-- begin --
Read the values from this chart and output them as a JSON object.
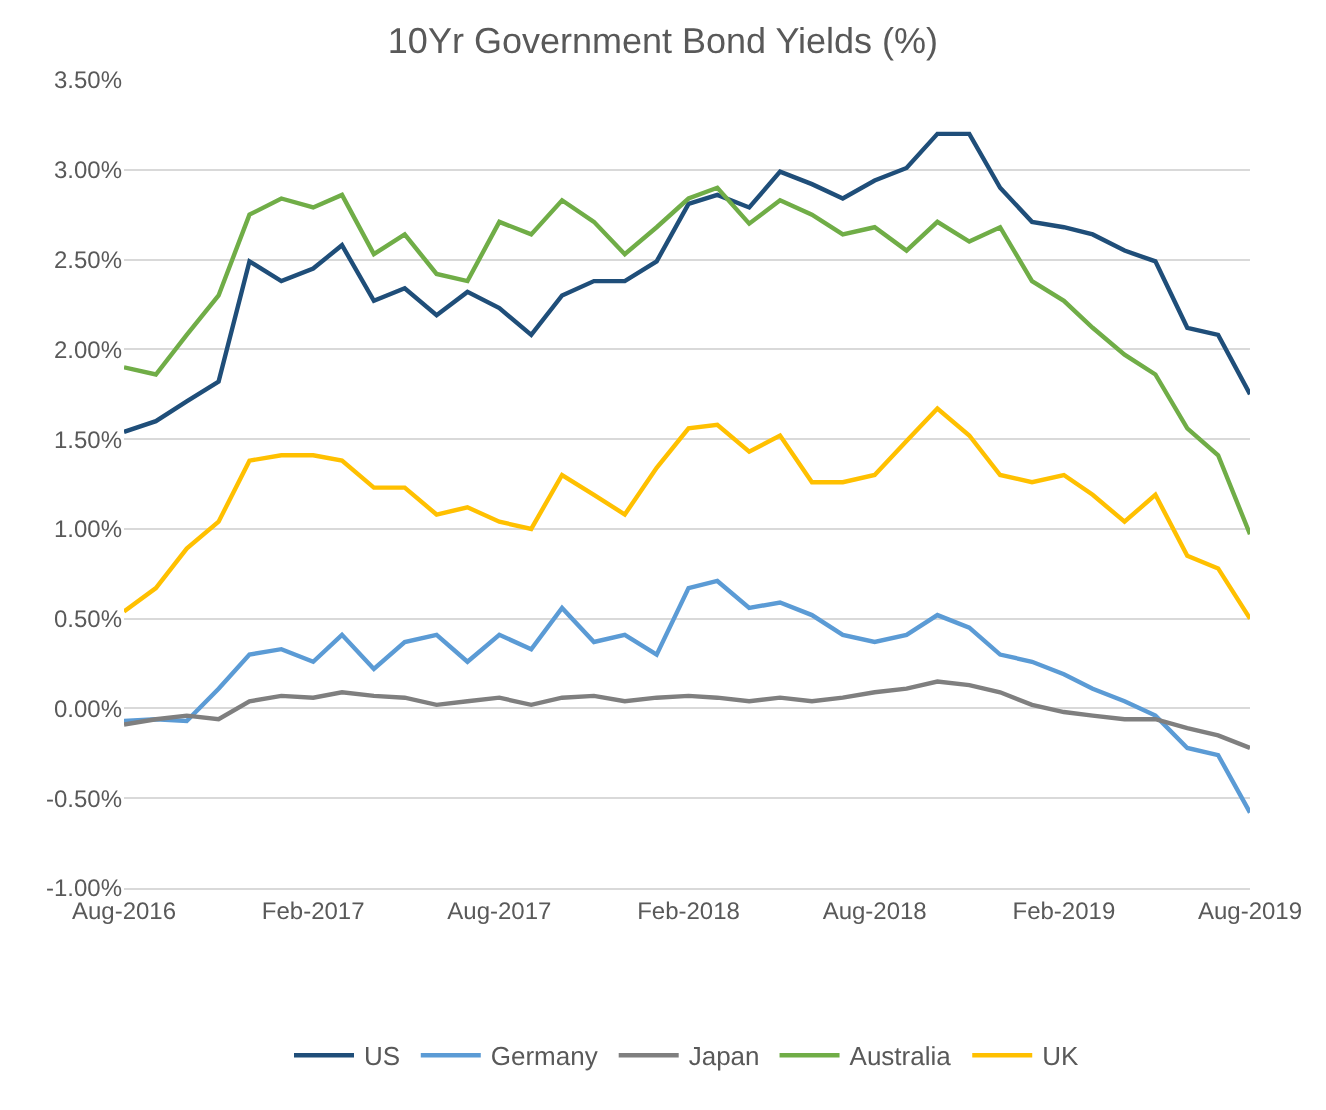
{
  "chart_data": {
    "type": "line",
    "title": "10Yr Government Bond Yields (%)",
    "x": [
      "2016-08",
      "2016-09",
      "2016-10",
      "2016-11",
      "2016-12",
      "2017-01",
      "2017-02",
      "2017-03",
      "2017-04",
      "2017-05",
      "2017-06",
      "2017-07",
      "2017-08",
      "2017-09",
      "2017-10",
      "2017-11",
      "2017-12",
      "2018-01",
      "2018-02",
      "2018-03",
      "2018-04",
      "2018-05",
      "2018-06",
      "2018-07",
      "2018-08",
      "2018-09",
      "2018-10",
      "2018-11",
      "2018-12",
      "2019-01",
      "2019-02",
      "2019-03",
      "2019-04",
      "2019-05",
      "2019-06",
      "2019-07",
      "2019-08"
    ],
    "series": [
      {
        "name": "US",
        "color": "#1f4e79",
        "values": [
          1.54,
          1.6,
          1.71,
          1.82,
          2.49,
          2.38,
          2.45,
          2.58,
          2.27,
          2.34,
          2.19,
          2.32,
          2.23,
          2.08,
          2.3,
          2.38,
          2.38,
          2.49,
          2.81,
          2.86,
          2.79,
          2.99,
          2.92,
          2.84,
          2.94,
          3.01,
          3.2,
          3.2,
          2.9,
          2.71,
          2.68,
          2.64,
          2.55,
          2.49,
          2.12,
          2.08,
          1.75
        ]
      },
      {
        "name": "Germany",
        "color": "#5b9bd5",
        "values": [
          -0.07,
          -0.06,
          -0.07,
          0.11,
          0.3,
          0.33,
          0.26,
          0.41,
          0.22,
          0.37,
          0.41,
          0.26,
          0.41,
          0.33,
          0.56,
          0.37,
          0.41,
          0.3,
          0.67,
          0.71,
          0.56,
          0.59,
          0.52,
          0.41,
          0.37,
          0.41,
          0.52,
          0.45,
          0.3,
          0.26,
          0.19,
          0.11,
          0.04,
          -0.04,
          -0.22,
          -0.26,
          -0.58
        ]
      },
      {
        "name": "Japan",
        "color": "#7f7f7f",
        "values": [
          -0.09,
          -0.06,
          -0.04,
          -0.06,
          0.04,
          0.07,
          0.06,
          0.09,
          0.07,
          0.06,
          0.02,
          0.04,
          0.06,
          0.02,
          0.06,
          0.07,
          0.04,
          0.06,
          0.07,
          0.06,
          0.04,
          0.06,
          0.04,
          0.06,
          0.09,
          0.11,
          0.15,
          0.13,
          0.09,
          0.02,
          -0.02,
          -0.04,
          -0.06,
          -0.06,
          -0.11,
          -0.15,
          -0.22
        ]
      },
      {
        "name": "Australia",
        "color": "#70ad47",
        "values": [
          1.9,
          1.86,
          2.08,
          2.3,
          2.75,
          2.84,
          2.79,
          2.86,
          2.53,
          2.64,
          2.42,
          2.38,
          2.71,
          2.64,
          2.83,
          2.71,
          2.53,
          2.68,
          2.84,
          2.9,
          2.7,
          2.83,
          2.75,
          2.64,
          2.68,
          2.55,
          2.71,
          2.6,
          2.68,
          2.38,
          2.27,
          2.12,
          1.97,
          1.86,
          1.56,
          1.41,
          0.97
        ]
      },
      {
        "name": "UK",
        "color": "#ffc000",
        "values": [
          0.54,
          0.67,
          0.89,
          1.04,
          1.38,
          1.41,
          1.41,
          1.38,
          1.23,
          1.23,
          1.08,
          1.12,
          1.04,
          1.0,
          1.3,
          1.19,
          1.08,
          1.34,
          1.56,
          1.58,
          1.43,
          1.52,
          1.26,
          1.26,
          1.3,
          1.49,
          1.67,
          1.52,
          1.3,
          1.26,
          1.3,
          1.19,
          1.04,
          1.19,
          0.85,
          0.78,
          0.5
        ]
      }
    ],
    "xlim": [
      "2016-08",
      "2019-08"
    ],
    "xticks": [
      {
        "value": "2016-08",
        "label": "Aug-2016"
      },
      {
        "value": "2017-02",
        "label": "Feb-2017"
      },
      {
        "value": "2017-08",
        "label": "Aug-2017"
      },
      {
        "value": "2018-02",
        "label": "Feb-2018"
      },
      {
        "value": "2018-08",
        "label": "Aug-2018"
      },
      {
        "value": "2019-02",
        "label": "Feb-2019"
      },
      {
        "value": "2019-08",
        "label": "Aug-2019"
      }
    ],
    "ylim": [
      -1.0,
      3.5
    ],
    "yticks": [
      {
        "value": -1.0,
        "label": "-1.00%"
      },
      {
        "value": -0.5,
        "label": "-0.50%"
      },
      {
        "value": 0,
        "label": "0.00%"
      },
      {
        "value": 0.5,
        "label": "0.50%"
      },
      {
        "value": 1.0,
        "label": "1.00%"
      },
      {
        "value": 1.5,
        "label": "1.50%"
      },
      {
        "value": 2.0,
        "label": "2.00%"
      },
      {
        "value": 2.5,
        "label": "2.50%"
      },
      {
        "value": 3.0,
        "label": "3.00%"
      },
      {
        "value": 3.5,
        "label": "3.50%"
      }
    ],
    "grid": "y",
    "legend": "bottom",
    "line_style": "solid",
    "marker": "none"
  }
}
-- end --
* _SET TASK_:
All of the entries above should be duplicated exactly, except for the pictures.

* _RESULT FOR THIS EXERCISE_:
Read the values from this chart and output them as a JSON object.
{
  "chart_data": {
    "type": "line",
    "title": "10Yr Government Bond Yields (%)",
    "x": [
      "2016-08",
      "2016-09",
      "2016-10",
      "2016-11",
      "2016-12",
      "2017-01",
      "2017-02",
      "2017-03",
      "2017-04",
      "2017-05",
      "2017-06",
      "2017-07",
      "2017-08",
      "2017-09",
      "2017-10",
      "2017-11",
      "2017-12",
      "2018-01",
      "2018-02",
      "2018-03",
      "2018-04",
      "2018-05",
      "2018-06",
      "2018-07",
      "2018-08",
      "2018-09",
      "2018-10",
      "2018-11",
      "2018-12",
      "2019-01",
      "2019-02",
      "2019-03",
      "2019-04",
      "2019-05",
      "2019-06",
      "2019-07",
      "2019-08"
    ],
    "series": [
      {
        "name": "US",
        "color": "#1f4e79",
        "values": [
          1.54,
          1.6,
          1.71,
          1.82,
          2.49,
          2.38,
          2.45,
          2.58,
          2.27,
          2.34,
          2.19,
          2.32,
          2.23,
          2.08,
          2.3,
          2.38,
          2.38,
          2.49,
          2.81,
          2.86,
          2.79,
          2.99,
          2.92,
          2.84,
          2.94,
          3.01,
          3.2,
          3.2,
          2.9,
          2.71,
          2.68,
          2.64,
          2.55,
          2.49,
          2.12,
          2.08,
          1.75
        ]
      },
      {
        "name": "Germany",
        "color": "#5b9bd5",
        "values": [
          -0.07,
          -0.06,
          -0.07,
          0.11,
          0.3,
          0.33,
          0.26,
          0.41,
          0.22,
          0.37,
          0.41,
          0.26,
          0.41,
          0.33,
          0.56,
          0.37,
          0.41,
          0.3,
          0.67,
          0.71,
          0.56,
          0.59,
          0.52,
          0.41,
          0.37,
          0.41,
          0.52,
          0.45,
          0.3,
          0.26,
          0.19,
          0.11,
          0.04,
          -0.04,
          -0.22,
          -0.26,
          -0.58
        ]
      },
      {
        "name": "Japan",
        "color": "#7f7f7f",
        "values": [
          -0.09,
          -0.06,
          -0.04,
          -0.06,
          0.04,
          0.07,
          0.06,
          0.09,
          0.07,
          0.06,
          0.02,
          0.04,
          0.06,
          0.02,
          0.06,
          0.07,
          0.04,
          0.06,
          0.07,
          0.06,
          0.04,
          0.06,
          0.04,
          0.06,
          0.09,
          0.11,
          0.15,
          0.13,
          0.09,
          0.02,
          -0.02,
          -0.04,
          -0.06,
          -0.06,
          -0.11,
          -0.15,
          -0.22
        ]
      },
      {
        "name": "Australia",
        "color": "#70ad47",
        "values": [
          1.9,
          1.86,
          2.08,
          2.3,
          2.75,
          2.84,
          2.79,
          2.86,
          2.53,
          2.64,
          2.42,
          2.38,
          2.71,
          2.64,
          2.83,
          2.71,
          2.53,
          2.68,
          2.84,
          2.9,
          2.7,
          2.83,
          2.75,
          2.64,
          2.68,
          2.55,
          2.71,
          2.6,
          2.68,
          2.38,
          2.27,
          2.12,
          1.97,
          1.86,
          1.56,
          1.41,
          0.97
        ]
      },
      {
        "name": "UK",
        "color": "#ffc000",
        "values": [
          0.54,
          0.67,
          0.89,
          1.04,
          1.38,
          1.41,
          1.41,
          1.38,
          1.23,
          1.23,
          1.08,
          1.12,
          1.04,
          1.0,
          1.3,
          1.19,
          1.08,
          1.34,
          1.56,
          1.58,
          1.43,
          1.52,
          1.26,
          1.26,
          1.3,
          1.49,
          1.67,
          1.52,
          1.3,
          1.26,
          1.3,
          1.19,
          1.04,
          1.19,
          0.85,
          0.78,
          0.5
        ]
      }
    ],
    "xlim": [
      "2016-08",
      "2019-08"
    ],
    "xticks": [
      {
        "value": "2016-08",
        "label": "Aug-2016"
      },
      {
        "value": "2017-02",
        "label": "Feb-2017"
      },
      {
        "value": "2017-08",
        "label": "Aug-2017"
      },
      {
        "value": "2018-02",
        "label": "Feb-2018"
      },
      {
        "value": "2018-08",
        "label": "Aug-2018"
      },
      {
        "value": "2019-02",
        "label": "Feb-2019"
      },
      {
        "value": "2019-08",
        "label": "Aug-2019"
      }
    ],
    "ylim": [
      -1.0,
      3.5
    ],
    "yticks": [
      {
        "value": -1.0,
        "label": "-1.00%"
      },
      {
        "value": -0.5,
        "label": "-0.50%"
      },
      {
        "value": 0,
        "label": "0.00%"
      },
      {
        "value": 0.5,
        "label": "0.50%"
      },
      {
        "value": 1.0,
        "label": "1.00%"
      },
      {
        "value": 1.5,
        "label": "1.50%"
      },
      {
        "value": 2.0,
        "label": "2.00%"
      },
      {
        "value": 2.5,
        "label": "2.50%"
      },
      {
        "value": 3.0,
        "label": "3.00%"
      },
      {
        "value": 3.5,
        "label": "3.50%"
      }
    ],
    "grid": "y",
    "legend": "bottom",
    "line_style": "solid",
    "marker": "none"
  }
}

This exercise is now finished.